## AIM
Write out all entries word for word.

## DATA SHOWN
## BEGIN

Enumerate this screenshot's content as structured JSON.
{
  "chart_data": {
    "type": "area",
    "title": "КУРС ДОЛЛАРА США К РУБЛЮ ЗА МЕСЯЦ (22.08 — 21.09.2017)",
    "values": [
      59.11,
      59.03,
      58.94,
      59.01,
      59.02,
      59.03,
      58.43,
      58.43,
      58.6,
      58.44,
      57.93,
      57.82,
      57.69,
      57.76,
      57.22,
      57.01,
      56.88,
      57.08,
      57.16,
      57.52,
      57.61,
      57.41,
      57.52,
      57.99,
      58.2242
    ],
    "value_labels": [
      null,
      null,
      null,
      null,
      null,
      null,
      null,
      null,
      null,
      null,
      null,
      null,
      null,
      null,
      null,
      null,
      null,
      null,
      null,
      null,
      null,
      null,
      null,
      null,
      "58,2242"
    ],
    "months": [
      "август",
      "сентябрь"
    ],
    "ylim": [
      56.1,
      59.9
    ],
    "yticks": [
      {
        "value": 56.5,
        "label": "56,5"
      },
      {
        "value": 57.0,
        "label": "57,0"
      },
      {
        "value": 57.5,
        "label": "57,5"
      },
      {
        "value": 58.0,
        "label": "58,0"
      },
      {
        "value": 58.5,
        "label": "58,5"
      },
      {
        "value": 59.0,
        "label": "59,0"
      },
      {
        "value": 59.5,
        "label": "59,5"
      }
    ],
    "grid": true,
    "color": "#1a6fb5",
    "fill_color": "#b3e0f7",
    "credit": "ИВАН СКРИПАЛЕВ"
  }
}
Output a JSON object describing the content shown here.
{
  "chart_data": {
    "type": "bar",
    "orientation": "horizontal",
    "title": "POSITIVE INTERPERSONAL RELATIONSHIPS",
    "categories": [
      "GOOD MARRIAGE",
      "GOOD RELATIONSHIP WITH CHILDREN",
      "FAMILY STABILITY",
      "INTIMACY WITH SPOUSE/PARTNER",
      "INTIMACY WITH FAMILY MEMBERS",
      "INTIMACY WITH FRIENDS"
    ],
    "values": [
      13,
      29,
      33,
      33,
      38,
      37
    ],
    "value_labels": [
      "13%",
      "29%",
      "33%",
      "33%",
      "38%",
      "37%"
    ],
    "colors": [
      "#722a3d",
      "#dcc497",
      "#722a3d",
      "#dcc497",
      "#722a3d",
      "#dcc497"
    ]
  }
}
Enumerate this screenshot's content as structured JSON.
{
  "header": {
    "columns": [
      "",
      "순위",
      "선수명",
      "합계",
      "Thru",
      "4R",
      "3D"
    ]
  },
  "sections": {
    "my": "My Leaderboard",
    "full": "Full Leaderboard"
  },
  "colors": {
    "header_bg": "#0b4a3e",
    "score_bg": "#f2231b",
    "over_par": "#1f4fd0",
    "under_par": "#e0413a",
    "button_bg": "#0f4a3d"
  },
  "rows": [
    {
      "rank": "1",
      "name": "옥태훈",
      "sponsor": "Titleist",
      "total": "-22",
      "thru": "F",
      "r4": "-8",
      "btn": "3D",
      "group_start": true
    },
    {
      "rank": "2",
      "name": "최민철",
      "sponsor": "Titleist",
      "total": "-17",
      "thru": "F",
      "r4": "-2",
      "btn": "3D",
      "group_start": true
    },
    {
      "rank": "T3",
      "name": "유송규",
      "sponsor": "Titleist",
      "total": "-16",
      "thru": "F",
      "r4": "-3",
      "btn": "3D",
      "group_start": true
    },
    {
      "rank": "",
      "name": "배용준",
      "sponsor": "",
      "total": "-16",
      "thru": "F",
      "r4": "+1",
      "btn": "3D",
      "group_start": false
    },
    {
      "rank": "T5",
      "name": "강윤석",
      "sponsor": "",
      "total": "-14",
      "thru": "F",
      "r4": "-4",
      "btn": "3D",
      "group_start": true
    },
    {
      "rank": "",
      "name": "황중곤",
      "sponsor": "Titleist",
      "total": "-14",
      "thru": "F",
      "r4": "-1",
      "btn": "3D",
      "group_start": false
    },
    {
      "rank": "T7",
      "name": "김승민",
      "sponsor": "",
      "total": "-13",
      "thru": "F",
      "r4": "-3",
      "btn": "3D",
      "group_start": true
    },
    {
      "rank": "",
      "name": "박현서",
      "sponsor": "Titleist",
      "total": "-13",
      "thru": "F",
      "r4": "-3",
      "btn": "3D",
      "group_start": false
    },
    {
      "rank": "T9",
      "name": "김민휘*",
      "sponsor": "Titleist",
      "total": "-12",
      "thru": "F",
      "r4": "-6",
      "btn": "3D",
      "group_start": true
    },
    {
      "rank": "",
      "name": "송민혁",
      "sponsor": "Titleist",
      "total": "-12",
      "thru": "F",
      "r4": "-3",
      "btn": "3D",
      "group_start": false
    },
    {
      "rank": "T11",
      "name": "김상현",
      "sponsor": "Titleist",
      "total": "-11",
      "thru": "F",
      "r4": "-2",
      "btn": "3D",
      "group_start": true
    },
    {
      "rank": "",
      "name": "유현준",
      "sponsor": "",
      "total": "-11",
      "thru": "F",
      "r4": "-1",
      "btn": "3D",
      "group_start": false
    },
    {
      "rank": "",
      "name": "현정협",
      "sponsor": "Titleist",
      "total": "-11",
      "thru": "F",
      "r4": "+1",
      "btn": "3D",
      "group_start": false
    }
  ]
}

## END

## OUTPUT OF THE TASK
Enumerate this screenshot's content as structured JSON.
{
  "chart_data": {
    "type": "area",
    "title": "КУРС ДОЛЛАРА США К РУБЛЮ ЗА МЕСЯЦ (22.08 — 21.09.2017)",
    "values": [
      59.11,
      59.03,
      58.94,
      59.01,
      59.02,
      59.03,
      58.43,
      58.43,
      58.6,
      58.44,
      57.93,
      57.82,
      57.69,
      57.76,
      57.22,
      57.01,
      56.88,
      57.08,
      57.16,
      57.52,
      57.61,
      57.41,
      57.52,
      57.99,
      58.2242
    ],
    "value_labels": [
      null,
      null,
      null,
      null,
      null,
      null,
      null,
      null,
      null,
      null,
      null,
      null,
      null,
      null,
      null,
      null,
      null,
      null,
      null,
      null,
      null,
      null,
      null,
      null,
      "58,2242"
    ],
    "months": [
      "август",
      "сентябрь"
    ],
    "ylim": [
      56.1,
      59.9
    ],
    "yticks": [
      {
        "value": 56.5,
        "label": "56,5"
      },
      {
        "value": 57.0,
        "label": "57,0"
      },
      {
        "value": 57.5,
        "label": "57,5"
      },
      {
        "value": 58.0,
        "label": "58,0"
      },
      {
        "value": 58.5,
        "label": "58,5"
      },
      {
        "value": 59.0,
        "label": "59,0"
      },
      {
        "value": 59.5,
        "label": "59,5"
      }
    ],
    "grid": true,
    "color": "#1a6fb5",
    "fill_color": "#b3e0f7",
    "credit": "ИВАН СКРИПАЛЕВ"
  }
}
Output a JSON object describing the content shown here.
{
  "chart_data": {
    "type": "bar",
    "orientation": "horizontal",
    "title": "POSITIVE INTERPERSONAL RELATIONSHIPS",
    "categories": [
      "GOOD MARRIAGE",
      "GOOD RELATIONSHIP WITH CHILDREN",
      "FAMILY STABILITY",
      "INTIMACY WITH SPOUSE/PARTNER",
      "INTIMACY WITH FAMILY MEMBERS",
      "INTIMACY WITH FRIENDS"
    ],
    "values": [
      13,
      29,
      33,
      33,
      38,
      37
    ],
    "value_labels": [
      "13%",
      "29%",
      "33%",
      "33%",
      "38%",
      "37%"
    ],
    "colors": [
      "#722a3d",
      "#dcc497",
      "#722a3d",
      "#dcc497",
      "#722a3d",
      "#dcc497"
    ]
  }
}
Enumerate this screenshot's content as structured JSON.
{
  "header": {
    "columns": [
      "",
      "순위",
      "선수명",
      "합계",
      "Thru",
      "4R",
      "3D"
    ]
  },
  "sections": {
    "my": "My Leaderboard",
    "full": "Full Leaderboard"
  },
  "colors": {
    "header_bg": "#0b4a3e",
    "score_bg": "#f2231b",
    "over_par": "#1f4fd0",
    "under_par": "#e0413a",
    "button_bg": "#0f4a3d"
  },
  "rows": [
    {
      "rank": "1",
      "name": "옥태훈",
      "sponsor": "Titleist",
      "total": "-22",
      "thru": "F",
      "r4": "-8",
      "btn": "3D",
      "group_start": true
    },
    {
      "rank": "2",
      "name": "최민철",
      "sponsor": "Titleist",
      "total": "-17",
      "thru": "F",
      "r4": "-2",
      "btn": "3D",
      "group_start": true
    },
    {
      "rank": "T3",
      "name": "유송규",
      "sponsor": "Titleist",
      "total": "-16",
      "thru": "F",
      "r4": "-3",
      "btn": "3D",
      "group_start": true
    },
    {
      "rank": "",
      "name": "배용준",
      "sponsor": "",
      "total": "-16",
      "thru": "F",
      "r4": "+1",
      "btn": "3D",
      "group_start": false
    },
    {
      "rank": "T5",
      "name": "강윤석",
      "sponsor": "",
      "total": "-14",
      "thru": "F",
      "r4": "-4",
      "btn": "3D",
      "group_start": true
    },
    {
      "rank": "",
      "name": "황중곤",
      "sponsor": "Titleist",
      "total": "-14",
      "thru": "F",
      "r4": "-1",
      "btn": "3D",
      "group_start": false
    },
    {
      "rank": "T7",
      "name": "김승민",
      "sponsor": "",
      "total": "-13",
      "thru": "F",
      "r4": "-3",
      "btn": "3D",
      "group_start": true
    },
    {
      "rank": "",
      "name": "박현서",
      "sponsor": "Titleist",
      "total": "-13",
      "thru": "F",
      "r4": "-3",
      "btn": "3D",
      "group_start": false
    },
    {
      "rank": "T9",
      "name": "김민휘*",
      "sponsor": "Titleist",
      "total": "-12",
      "thru": "F",
      "r4": "-6",
      "btn": "3D",
      "group_start": true
    },
    {
      "rank": "",
      "name": "송민혁",
      "sponsor": "Titleist",
      "total": "-12",
      "thru": "F",
      "r4": "-3",
      "btn": "3D",
      "group_start": false
    },
    {
      "rank": "T11",
      "name": "김상현",
      "sponsor": "Titleist",
      "total": "-11",
      "thru": "F",
      "r4": "-2",
      "btn": "3D",
      "group_start": true
    },
    {
      "rank": "",
      "name": "유현준",
      "sponsor": "",
      "total": "-11",
      "thru": "F",
      "r4": "-1",
      "btn": "3D",
      "group_start": false
    },
    {
      "rank": "",
      "name": "현정협",
      "sponsor": "Titleist",
      "total": "-11",
      "thru": "F",
      "r4": "+1",
      "btn": "3D",
      "group_start": false
    }
  ]
}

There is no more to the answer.